YOUR GOAL -
Copy the records below exactly, leaving out any pictures.

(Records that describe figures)
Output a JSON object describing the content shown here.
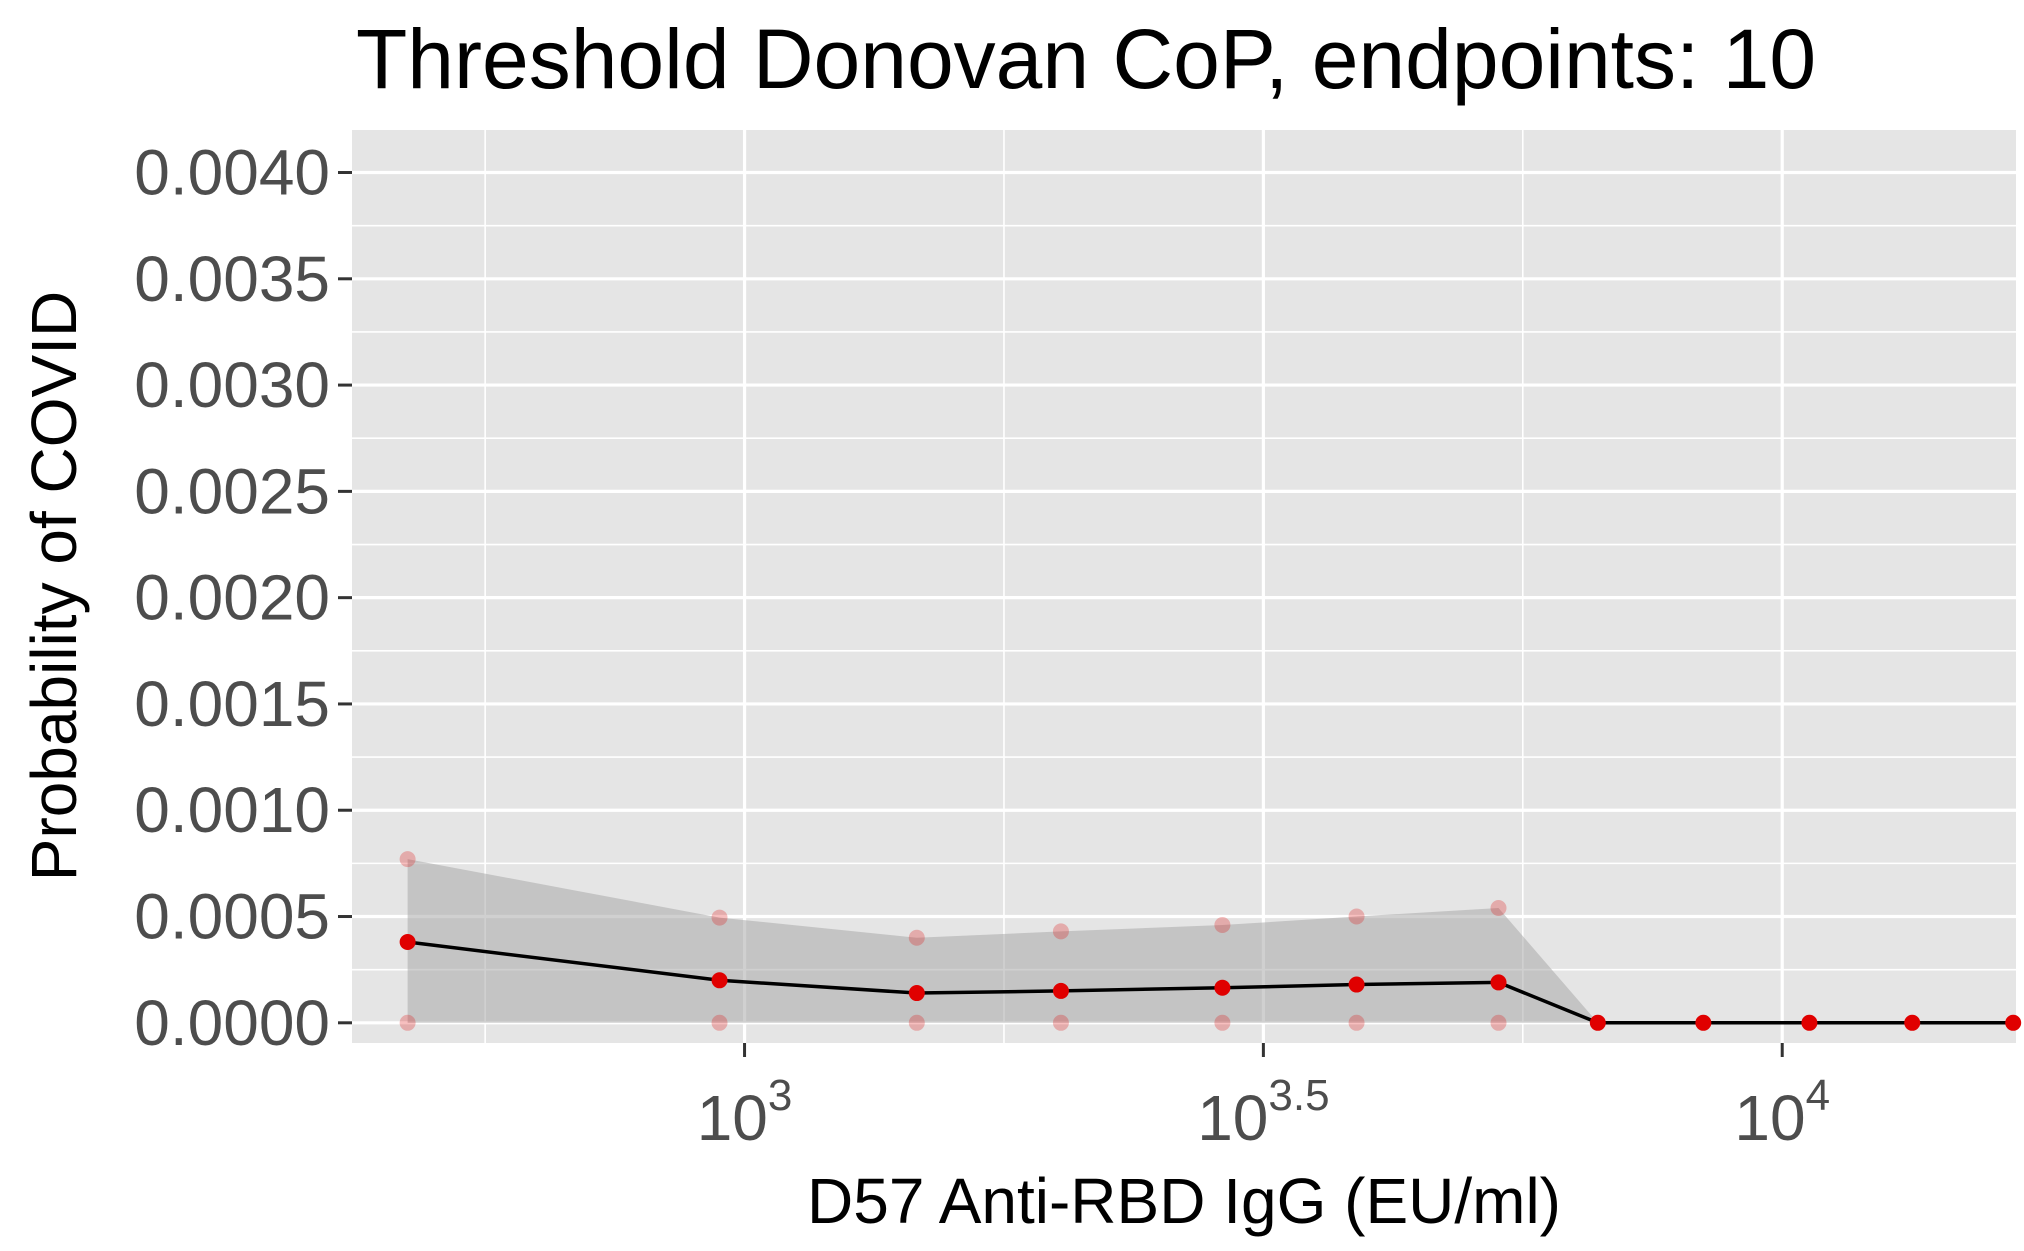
{
  "chart_data": {
    "type": "line",
    "title": "Threshold Donovan CoP, endpoints: 10",
    "xlabel": "D57 Anti-RBD IgG (EU/ml)",
    "ylabel": "Probability of COVID",
    "x_scale": "log10",
    "xlim_log10": [
      2.6217,
      4.2253
    ],
    "ylim": [
      -9.5e-05,
      0.0042
    ],
    "yticks": [
      0.0,
      0.0005,
      0.001,
      0.0015,
      0.002,
      0.0025,
      0.003,
      0.0035,
      0.004
    ],
    "ytick_labels": [
      "0.0000",
      "0.0005",
      "0.0010",
      "0.0015",
      "0.0020",
      "0.0025",
      "0.0030",
      "0.0035",
      "0.0040"
    ],
    "xticks": [
      {
        "base": "10",
        "exp": "3",
        "log10": 3.0
      },
      {
        "base": "10",
        "exp": "3.5",
        "log10": 3.5
      },
      {
        "base": "10",
        "exp": "4",
        "log10": 4.0
      }
    ],
    "x_minor_log10": [
      2.75,
      3.25,
      3.75,
      4.25
    ],
    "y_minor": [
      0.00025,
      0.00075,
      0.00125,
      0.00175,
      0.00225,
      0.00275,
      0.00325,
      0.00375
    ],
    "series": [
      {
        "x_log10": [
          2.6753,
          2.9759,
          3.166,
          3.3049,
          3.4605,
          3.5898,
          3.7266,
          3.8223,
          3.924,
          4.0262,
          4.1253,
          4.2226
        ],
        "y": [
          0.00038,
          0.0002,
          0.00014,
          0.00015,
          0.000165,
          0.00018,
          0.00019,
          0.0,
          0.0,
          0.0,
          0.0,
          0.0
        ],
        "lower": [
          0.0,
          0.0,
          0.0,
          0.0,
          0.0,
          0.0,
          0.0,
          0.0,
          0.0,
          0.0,
          0.0,
          0.0
        ],
        "upper": [
          0.00077,
          0.000495,
          0.0004,
          0.00043,
          0.00046,
          0.0005,
          0.00054,
          0.0,
          0.0,
          0.0,
          0.0,
          0.0
        ],
        "ci_point_count": 7
      }
    ],
    "grid": true,
    "colors": {
      "panel": "#e5e5e5",
      "grid": "#ffffff",
      "line": "#000000",
      "points": "#e00000",
      "ribbon": "#a9a9a9"
    }
  }
}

ANSWER TO THIS PROBLEM -
Output a JSON object describing the content shown here.
{
  "chart_data": {
    "type": "line",
    "title": "Threshold Donovan CoP, endpoints: 10",
    "xlabel": "D57 Anti-RBD IgG (EU/ml)",
    "ylabel": "Probability of COVID",
    "x_scale": "log10",
    "xlim_log10": [
      2.6217,
      4.2253
    ],
    "ylim": [
      -9.5e-05,
      0.0042
    ],
    "yticks": [
      0.0,
      0.0005,
      0.001,
      0.0015,
      0.002,
      0.0025,
      0.003,
      0.0035,
      0.004
    ],
    "ytick_labels": [
      "0.0000",
      "0.0005",
      "0.0010",
      "0.0015",
      "0.0020",
      "0.0025",
      "0.0030",
      "0.0035",
      "0.0040"
    ],
    "xticks": [
      {
        "base": "10",
        "exp": "3",
        "log10": 3.0
      },
      {
        "base": "10",
        "exp": "3.5",
        "log10": 3.5
      },
      {
        "base": "10",
        "exp": "4",
        "log10": 4.0
      }
    ],
    "x_minor_log10": [
      2.75,
      3.25,
      3.75,
      4.25
    ],
    "y_minor": [
      0.00025,
      0.00075,
      0.00125,
      0.00175,
      0.00225,
      0.00275,
      0.00325,
      0.00375
    ],
    "series": [
      {
        "x_log10": [
          2.6753,
          2.9759,
          3.166,
          3.3049,
          3.4605,
          3.5898,
          3.7266,
          3.8223,
          3.924,
          4.0262,
          4.1253,
          4.2226
        ],
        "y": [
          0.00038,
          0.0002,
          0.00014,
          0.00015,
          0.000165,
          0.00018,
          0.00019,
          0.0,
          0.0,
          0.0,
          0.0,
          0.0
        ],
        "lower": [
          0.0,
          0.0,
          0.0,
          0.0,
          0.0,
          0.0,
          0.0,
          0.0,
          0.0,
          0.0,
          0.0,
          0.0
        ],
        "upper": [
          0.00077,
          0.000495,
          0.0004,
          0.00043,
          0.00046,
          0.0005,
          0.00054,
          0.0,
          0.0,
          0.0,
          0.0,
          0.0
        ],
        "ci_point_count": 7
      }
    ],
    "grid": true,
    "colors": {
      "panel": "#e5e5e5",
      "grid": "#ffffff",
      "line": "#000000",
      "points": "#e00000",
      "ribbon": "#a9a9a9"
    }
  }
}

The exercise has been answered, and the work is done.